• Task
Give the data a second time, exactly and in full.

────────────────────

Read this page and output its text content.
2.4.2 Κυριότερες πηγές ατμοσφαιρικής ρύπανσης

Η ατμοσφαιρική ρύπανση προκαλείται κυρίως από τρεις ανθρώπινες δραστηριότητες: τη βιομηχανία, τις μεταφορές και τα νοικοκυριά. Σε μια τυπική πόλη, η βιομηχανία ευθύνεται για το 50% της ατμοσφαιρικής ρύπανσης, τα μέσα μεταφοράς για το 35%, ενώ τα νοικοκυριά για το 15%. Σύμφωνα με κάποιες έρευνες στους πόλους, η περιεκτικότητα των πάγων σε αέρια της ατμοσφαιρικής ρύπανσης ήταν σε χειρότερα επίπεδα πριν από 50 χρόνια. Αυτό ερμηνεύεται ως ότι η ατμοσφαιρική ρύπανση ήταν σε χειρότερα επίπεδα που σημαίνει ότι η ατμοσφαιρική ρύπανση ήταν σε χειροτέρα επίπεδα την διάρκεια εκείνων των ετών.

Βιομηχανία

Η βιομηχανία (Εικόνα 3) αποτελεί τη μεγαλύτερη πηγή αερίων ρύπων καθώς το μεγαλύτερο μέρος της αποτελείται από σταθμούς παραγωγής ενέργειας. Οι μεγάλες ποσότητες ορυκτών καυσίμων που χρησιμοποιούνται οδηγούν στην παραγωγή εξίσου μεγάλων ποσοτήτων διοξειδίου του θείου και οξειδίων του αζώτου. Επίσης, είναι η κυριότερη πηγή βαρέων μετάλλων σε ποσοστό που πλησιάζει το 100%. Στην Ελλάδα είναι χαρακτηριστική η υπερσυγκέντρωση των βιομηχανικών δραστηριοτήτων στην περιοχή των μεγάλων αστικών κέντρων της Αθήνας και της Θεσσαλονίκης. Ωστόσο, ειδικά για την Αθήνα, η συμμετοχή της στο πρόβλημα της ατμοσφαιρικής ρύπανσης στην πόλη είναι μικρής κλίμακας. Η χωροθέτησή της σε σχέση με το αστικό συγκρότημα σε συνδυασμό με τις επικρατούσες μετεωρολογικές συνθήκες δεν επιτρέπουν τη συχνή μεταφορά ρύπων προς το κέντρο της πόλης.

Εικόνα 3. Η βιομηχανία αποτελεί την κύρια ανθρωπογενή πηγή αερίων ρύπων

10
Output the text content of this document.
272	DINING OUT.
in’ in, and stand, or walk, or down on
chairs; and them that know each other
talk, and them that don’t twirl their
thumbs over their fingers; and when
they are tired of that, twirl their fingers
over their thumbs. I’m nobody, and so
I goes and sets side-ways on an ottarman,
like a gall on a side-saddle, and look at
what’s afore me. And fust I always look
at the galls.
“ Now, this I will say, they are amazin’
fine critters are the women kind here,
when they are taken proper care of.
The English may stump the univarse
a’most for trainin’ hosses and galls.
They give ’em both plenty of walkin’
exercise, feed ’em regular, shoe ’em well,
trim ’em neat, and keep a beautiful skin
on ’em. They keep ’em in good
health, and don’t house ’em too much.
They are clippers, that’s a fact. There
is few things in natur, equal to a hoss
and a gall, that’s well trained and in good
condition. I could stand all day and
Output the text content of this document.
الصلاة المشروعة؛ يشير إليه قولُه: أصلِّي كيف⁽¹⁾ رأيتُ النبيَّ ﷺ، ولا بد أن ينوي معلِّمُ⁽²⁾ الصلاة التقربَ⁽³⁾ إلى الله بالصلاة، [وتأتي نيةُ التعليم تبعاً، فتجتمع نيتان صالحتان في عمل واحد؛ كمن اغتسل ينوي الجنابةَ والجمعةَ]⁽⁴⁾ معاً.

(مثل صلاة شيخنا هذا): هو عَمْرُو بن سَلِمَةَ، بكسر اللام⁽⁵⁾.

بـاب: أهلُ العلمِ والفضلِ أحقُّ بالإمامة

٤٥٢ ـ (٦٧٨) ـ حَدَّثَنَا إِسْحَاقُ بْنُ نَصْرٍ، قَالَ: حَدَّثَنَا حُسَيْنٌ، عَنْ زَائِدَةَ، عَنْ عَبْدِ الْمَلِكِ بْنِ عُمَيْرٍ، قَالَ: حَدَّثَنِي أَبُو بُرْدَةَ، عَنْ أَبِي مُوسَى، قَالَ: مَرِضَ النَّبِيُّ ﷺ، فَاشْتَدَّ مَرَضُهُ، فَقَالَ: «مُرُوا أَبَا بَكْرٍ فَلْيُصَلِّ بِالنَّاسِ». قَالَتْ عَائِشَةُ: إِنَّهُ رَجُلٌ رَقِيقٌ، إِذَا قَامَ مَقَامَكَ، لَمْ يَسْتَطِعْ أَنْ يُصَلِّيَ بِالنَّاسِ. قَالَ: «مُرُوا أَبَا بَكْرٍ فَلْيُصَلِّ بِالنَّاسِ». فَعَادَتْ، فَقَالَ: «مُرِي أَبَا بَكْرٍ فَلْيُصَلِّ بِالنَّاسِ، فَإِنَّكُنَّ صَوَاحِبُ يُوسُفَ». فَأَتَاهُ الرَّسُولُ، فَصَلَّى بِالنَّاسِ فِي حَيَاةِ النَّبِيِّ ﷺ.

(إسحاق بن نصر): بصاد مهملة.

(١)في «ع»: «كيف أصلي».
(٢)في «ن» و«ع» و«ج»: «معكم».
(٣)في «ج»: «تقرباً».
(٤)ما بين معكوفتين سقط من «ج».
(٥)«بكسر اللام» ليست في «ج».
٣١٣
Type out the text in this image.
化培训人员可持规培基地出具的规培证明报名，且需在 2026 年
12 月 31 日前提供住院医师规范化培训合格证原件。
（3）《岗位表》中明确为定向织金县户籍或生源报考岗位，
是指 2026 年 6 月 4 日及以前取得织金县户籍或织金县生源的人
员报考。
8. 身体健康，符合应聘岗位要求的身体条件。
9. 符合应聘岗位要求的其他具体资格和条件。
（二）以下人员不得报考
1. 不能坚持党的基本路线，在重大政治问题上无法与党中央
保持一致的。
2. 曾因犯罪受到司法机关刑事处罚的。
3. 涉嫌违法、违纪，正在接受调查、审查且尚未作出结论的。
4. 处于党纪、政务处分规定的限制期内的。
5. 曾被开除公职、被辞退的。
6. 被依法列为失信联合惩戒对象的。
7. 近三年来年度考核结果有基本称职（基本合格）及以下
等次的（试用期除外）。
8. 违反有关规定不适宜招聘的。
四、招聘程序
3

────────────────────

• Exercise answer
Read this page and output its text content.
2.4.2 Κυριότερες πηγές ατμοσφαιρικής ρύπανσης

Η ατμοσφαιρική ρύπανση προκαλείται κυρίως από τρεις ανθρώπινες δραστηριότητες: τη βιομηχανία, τις μεταφορές και τα νοικοκυριά. Σε μια τυπική πόλη, η βιομηχανία ευθύνεται για το 50% της ατμοσφαιρικής ρύπανσης, τα μέσα μεταφοράς για το 35%, ενώ τα νοικοκυριά για το 15%. Σύμφωνα με κάποιες έρευνες στους πόλους, η περιεκτικότητα των πάγων σε αέρια της ατμοσφαιρικής ρύπανσης ήταν σε χειρότερα επίπεδα πριν από 50 χρόνια. Αυτό ερμηνεύεται ως ότι η ατμοσφαιρική ρύπανση ήταν σε χειρότερα επίπεδα που σημαίνει ότι η ατμοσφαιρική ρύπανση ήταν σε χειροτέρα επίπεδα την διάρκεια εκείνων των ετών.

Βιομηχανία

Η βιομηχανία (Εικόνα 3) αποτελεί τη μεγαλύτερη πηγή αερίων ρύπων καθώς το μεγαλύτερο μέρος της αποτελείται από σταθμούς παραγωγής ενέργειας. Οι μεγάλες ποσότητες ορυκτών καυσίμων που χρησιμοποιούνται οδηγούν στην παραγωγή εξίσου μεγάλων ποσοτήτων διοξειδίου του θείου και οξειδίων του αζώτου. Επίσης, είναι η κυριότερη πηγή βαρέων μετάλλων σε ποσοστό που πλησιάζει το 100%. Στην Ελλάδα είναι χαρακτηριστική η υπερσυγκέντρωση των βιομηχανικών δραστηριοτήτων στην περιοχή των μεγάλων αστικών κέντρων της Αθήνας και της Θεσσαλονίκης. Ωστόσο, ειδικά για την Αθήνα, η συμμετοχή της στο πρόβλημα της ατμοσφαιρικής ρύπανσης στην πόλη είναι μικρής κλίμακας. Η χωροθέτησή της σε σχέση με το αστικό συγκρότημα σε συνδυασμό με τις επικρατούσες μετεωρολογικές συνθήκες δεν επιτρέπουν τη συχνή μεταφορά ρύπων προς το κέντρο της πόλης.

Εικόνα 3. Η βιομηχανία αποτελεί την κύρια ανθρωπογενή πηγή αερίων ρύπων

10
Output the text content of this document.
272	DINING OUT.
in’ in, and stand, or walk, or down on
chairs; and them that know each other
talk, and them that don’t twirl their
thumbs over their fingers; and when
they are tired of that, twirl their fingers
over their thumbs. I’m nobody, and so
I goes and sets side-ways on an ottarman,
like a gall on a side-saddle, and look at
what’s afore me. And fust I always look
at the galls.
“ Now, this I will say, they are amazin’
fine critters are the women kind here,
when they are taken proper care of.
The English may stump the univarse
a’most for trainin’ hosses and galls.
They give ’em both plenty of walkin’
exercise, feed ’em regular, shoe ’em well,
trim ’em neat, and keep a beautiful skin
on ’em. They keep ’em in good
health, and don’t house ’em too much.
They are clippers, that’s a fact. There
is few things in natur, equal to a hoss
and a gall, that’s well trained and in good
condition. I could stand all day and
Output the text content of this document.
الصلاة المشروعة؛ يشير إليه قولُه: أصلِّي كيف⁽¹⁾ رأيتُ النبيَّ ﷺ، ولا بد أن ينوي معلِّمُ⁽²⁾ الصلاة التقربَ⁽³⁾ إلى الله بالصلاة، [وتأتي نيةُ التعليم تبعاً، فتجتمع نيتان صالحتان في عمل واحد؛ كمن اغتسل ينوي الجنابةَ والجمعةَ]⁽⁴⁾ معاً.

(مثل صلاة شيخنا هذا): هو عَمْرُو بن سَلِمَةَ، بكسر اللام⁽⁵⁾.

بـاب: أهلُ العلمِ والفضلِ أحقُّ بالإمامة

٤٥٢ ـ (٦٧٨) ـ حَدَّثَنَا إِسْحَاقُ بْنُ نَصْرٍ، قَالَ: حَدَّثَنَا حُسَيْنٌ، عَنْ زَائِدَةَ، عَنْ عَبْدِ الْمَلِكِ بْنِ عُمَيْرٍ، قَالَ: حَدَّثَنِي أَبُو بُرْدَةَ، عَنْ أَبِي مُوسَى، قَالَ: مَرِضَ النَّبِيُّ ﷺ، فَاشْتَدَّ مَرَضُهُ، فَقَالَ: «مُرُوا أَبَا بَكْرٍ فَلْيُصَلِّ بِالنَّاسِ». قَالَتْ عَائِشَةُ: إِنَّهُ رَجُلٌ رَقِيقٌ، إِذَا قَامَ مَقَامَكَ، لَمْ يَسْتَطِعْ أَنْ يُصَلِّيَ بِالنَّاسِ. قَالَ: «مُرُوا أَبَا بَكْرٍ فَلْيُصَلِّ بِالنَّاسِ». فَعَادَتْ، فَقَالَ: «مُرِي أَبَا بَكْرٍ فَلْيُصَلِّ بِالنَّاسِ، فَإِنَّكُنَّ صَوَاحِبُ يُوسُفَ». فَأَتَاهُ الرَّسُولُ، فَصَلَّى بِالنَّاسِ فِي حَيَاةِ النَّبِيِّ ﷺ.

(إسحاق بن نصر): بصاد مهملة.

(١)في «ع»: «كيف أصلي».
(٢)في «ن» و«ع» و«ج»: «معكم».
(٣)في «ج»: «تقرباً».
(٤)ما بين معكوفتين سقط من «ج».
(٥)«بكسر اللام» ليست في «ج».
٣١٣
Type out the text in this image.
化培训人员可持规培基地出具的规培证明报名，且需在 2026 年
12 月 31 日前提供住院医师规范化培训合格证原件。
（3）《岗位表》中明确为定向织金县户籍或生源报考岗位，
是指 2026 年 6 月 4 日及以前取得织金县户籍或织金县生源的人
员报考。
8. 身体健康，符合应聘岗位要求的身体条件。
9. 符合应聘岗位要求的其他具体资格和条件。
（二）以下人员不得报考
1. 不能坚持党的基本路线，在重大政治问题上无法与党中央
保持一致的。
2. 曾因犯罪受到司法机关刑事处罚的。
3. 涉嫌违法、违纪，正在接受调查、审查且尚未作出结论的。
4. 处于党纪、政务处分规定的限制期内的。
5. 曾被开除公职、被辞退的。
6. 被依法列为失信联合惩戒对象的。
7. 近三年来年度考核结果有基本称职（基本合格）及以下
等次的（试用期除外）。
8. 违反有关规定不适宜招聘的。
四、招聘程序
3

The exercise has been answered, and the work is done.